(TASK DESCRIPTION):
Write out each line exactly as given. Leave the pictures out of your copy.

(LISTED ENTRIES):
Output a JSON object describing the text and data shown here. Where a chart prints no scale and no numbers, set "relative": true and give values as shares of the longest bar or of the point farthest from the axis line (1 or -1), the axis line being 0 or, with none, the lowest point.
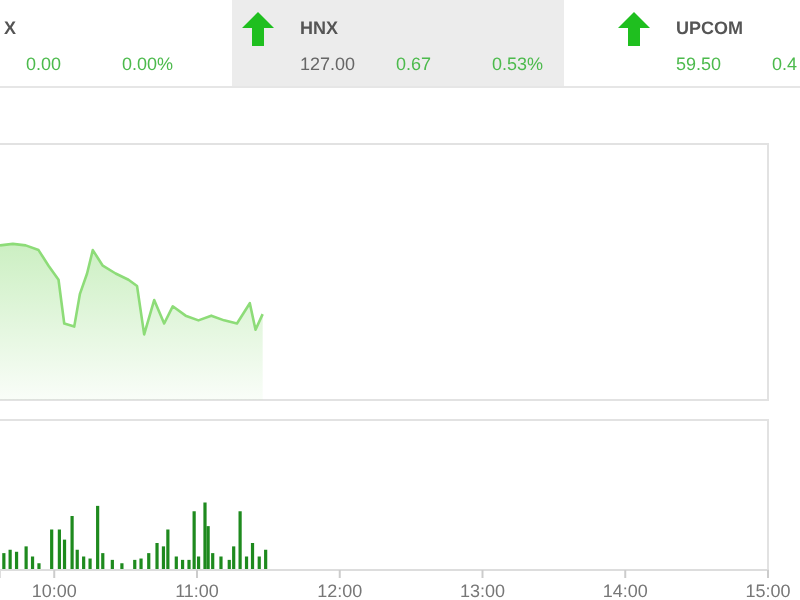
{
  "chart_data": [
    {
      "type": "other",
      "annotations": [
        "X",
        "0.00",
        "0.00%",
        "HNX",
        "127.00",
        "0.67",
        "0.53%",
        "UPCOM",
        "59.50",
        "0.4"
      ]
    },
    {
      "type": "area",
      "relative": true,
      "tick_labels": false,
      "xlim": [
        9.62,
        15
      ],
      "series": [
        {
          "color": "#8ddc78",
          "x": [
            9.62,
            9.71,
            9.8,
            9.89,
            9.96,
            10.03,
            10.07,
            10.14,
            10.18,
            10.23,
            10.27,
            10.34,
            10.43,
            10.52,
            10.58,
            10.63,
            10.7,
            10.77,
            10.83,
            10.92,
            11.01,
            11.1,
            11.19,
            11.28,
            11.37,
            11.41,
            11.46
          ],
          "values": [
            0.99,
            1.0,
            0.99,
            0.96,
            0.86,
            0.77,
            0.49,
            0.47,
            0.68,
            0.81,
            0.96,
            0.86,
            0.81,
            0.77,
            0.73,
            0.42,
            0.64,
            0.49,
            0.6,
            0.54,
            0.51,
            0.54,
            0.51,
            0.49,
            0.62,
            0.45,
            0.55
          ]
        }
      ]
    },
    {
      "type": "bar",
      "relative": true,
      "tick_labels": "x",
      "xlim": [
        9.62,
        15
      ],
      "xticks": [
        {
          "value": 10,
          "label": "10:00"
        },
        {
          "value": 11,
          "label": "11:00"
        },
        {
          "value": 12,
          "label": "12:00"
        },
        {
          "value": 13,
          "label": "13:00"
        },
        {
          "value": 14,
          "label": "14:00"
        },
        {
          "value": 15,
          "label": "15:00"
        }
      ],
      "x": [
        9.647,
        9.691,
        9.736,
        9.803,
        9.848,
        9.893,
        9.982,
        10.036,
        10.072,
        10.125,
        10.161,
        10.206,
        10.251,
        10.304,
        10.34,
        10.407,
        10.474,
        10.564,
        10.608,
        10.662,
        10.72,
        10.765,
        10.796,
        10.855,
        10.899,
        10.944,
        10.98,
        11.011,
        11.056,
        11.078,
        11.11,
        11.168,
        11.226,
        11.257,
        11.302,
        11.347,
        11.389,
        11.436,
        11.481
      ],
      "values": [
        0.25,
        0.3,
        0.27,
        0.35,
        0.2,
        0.1,
        0.6,
        0.6,
        0.45,
        0.8,
        0.3,
        0.2,
        0.17,
        0.95,
        0.25,
        0.15,
        0.1,
        0.15,
        0.17,
        0.25,
        0.4,
        0.35,
        0.6,
        0.2,
        0.15,
        0.15,
        0.87,
        0.2,
        1,
        0.65,
        0.25,
        0.2,
        0.15,
        0.35,
        0.87,
        0.2,
        0.4,
        0.2,
        0.3
      ],
      "color": "#1e8a1e"
    }
  ]
}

(ANSWER IN FULL):
Output a JSON object describing the text and data shown here. Where a chart prints no scale and no numbers, set "relative": true and give values as shares of the longest bar or of the point farthest from the axis line (1 or -1), the axis line being 0 or, with none, the lowest point.
{
  "chart_data": [
    {
      "type": "other",
      "annotations": [
        "X",
        "0.00",
        "0.00%",
        "HNX",
        "127.00",
        "0.67",
        "0.53%",
        "UPCOM",
        "59.50",
        "0.4"
      ]
    },
    {
      "type": "area",
      "relative": true,
      "tick_labels": false,
      "xlim": [
        9.62,
        15
      ],
      "series": [
        {
          "color": "#8ddc78",
          "x": [
            9.62,
            9.71,
            9.8,
            9.89,
            9.96,
            10.03,
            10.07,
            10.14,
            10.18,
            10.23,
            10.27,
            10.34,
            10.43,
            10.52,
            10.58,
            10.63,
            10.7,
            10.77,
            10.83,
            10.92,
            11.01,
            11.1,
            11.19,
            11.28,
            11.37,
            11.41,
            11.46
          ],
          "values": [
            0.99,
            1.0,
            0.99,
            0.96,
            0.86,
            0.77,
            0.49,
            0.47,
            0.68,
            0.81,
            0.96,
            0.86,
            0.81,
            0.77,
            0.73,
            0.42,
            0.64,
            0.49,
            0.6,
            0.54,
            0.51,
            0.54,
            0.51,
            0.49,
            0.62,
            0.45,
            0.55
          ]
        }
      ]
    },
    {
      "type": "bar",
      "relative": true,
      "tick_labels": "x",
      "xlim": [
        9.62,
        15
      ],
      "xticks": [
        {
          "value": 10,
          "label": "10:00"
        },
        {
          "value": 11,
          "label": "11:00"
        },
        {
          "value": 12,
          "label": "12:00"
        },
        {
          "value": 13,
          "label": "13:00"
        },
        {
          "value": 14,
          "label": "14:00"
        },
        {
          "value": 15,
          "label": "15:00"
        }
      ],
      "x": [
        9.647,
        9.691,
        9.736,
        9.803,
        9.848,
        9.893,
        9.982,
        10.036,
        10.072,
        10.125,
        10.161,
        10.206,
        10.251,
        10.304,
        10.34,
        10.407,
        10.474,
        10.564,
        10.608,
        10.662,
        10.72,
        10.765,
        10.796,
        10.855,
        10.899,
        10.944,
        10.98,
        11.011,
        11.056,
        11.078,
        11.11,
        11.168,
        11.226,
        11.257,
        11.302,
        11.347,
        11.389,
        11.436,
        11.481
      ],
      "values": [
        0.25,
        0.3,
        0.27,
        0.35,
        0.2,
        0.1,
        0.6,
        0.6,
        0.45,
        0.8,
        0.3,
        0.2,
        0.17,
        0.95,
        0.25,
        0.15,
        0.1,
        0.15,
        0.17,
        0.25,
        0.4,
        0.35,
        0.6,
        0.2,
        0.15,
        0.15,
        0.87,
        0.2,
        1,
        0.65,
        0.25,
        0.2,
        0.15,
        0.35,
        0.87,
        0.2,
        0.4,
        0.2,
        0.3
      ],
      "color": "#1e8a1e"
    }
  ]
}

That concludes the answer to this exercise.